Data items
** START **

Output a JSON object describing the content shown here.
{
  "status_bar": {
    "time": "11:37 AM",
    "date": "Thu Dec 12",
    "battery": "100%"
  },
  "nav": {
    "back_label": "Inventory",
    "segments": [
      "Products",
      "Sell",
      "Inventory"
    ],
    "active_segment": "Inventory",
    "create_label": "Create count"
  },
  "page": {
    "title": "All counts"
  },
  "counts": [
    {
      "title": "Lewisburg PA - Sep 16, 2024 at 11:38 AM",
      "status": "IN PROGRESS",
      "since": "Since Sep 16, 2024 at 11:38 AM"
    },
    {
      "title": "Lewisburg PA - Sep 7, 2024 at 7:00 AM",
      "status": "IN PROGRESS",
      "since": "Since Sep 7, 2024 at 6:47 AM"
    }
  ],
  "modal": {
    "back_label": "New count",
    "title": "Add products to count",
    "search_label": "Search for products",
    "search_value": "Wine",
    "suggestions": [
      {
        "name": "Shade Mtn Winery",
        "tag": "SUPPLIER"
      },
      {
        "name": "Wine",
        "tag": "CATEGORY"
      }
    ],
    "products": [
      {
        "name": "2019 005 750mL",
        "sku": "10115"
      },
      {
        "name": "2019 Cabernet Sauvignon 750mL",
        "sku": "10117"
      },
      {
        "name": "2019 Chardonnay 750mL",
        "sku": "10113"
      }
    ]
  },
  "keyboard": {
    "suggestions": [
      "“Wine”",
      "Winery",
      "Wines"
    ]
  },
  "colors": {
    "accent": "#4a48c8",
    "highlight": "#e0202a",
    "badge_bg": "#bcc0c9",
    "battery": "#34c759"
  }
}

** END **

> **Stated problem**:
From the listing above, copy every line that holds the string "Inventory".

> **Exercise result**:
    "back_label": "Inventory",
      "Inventory"
    "active_segment": "Inventory",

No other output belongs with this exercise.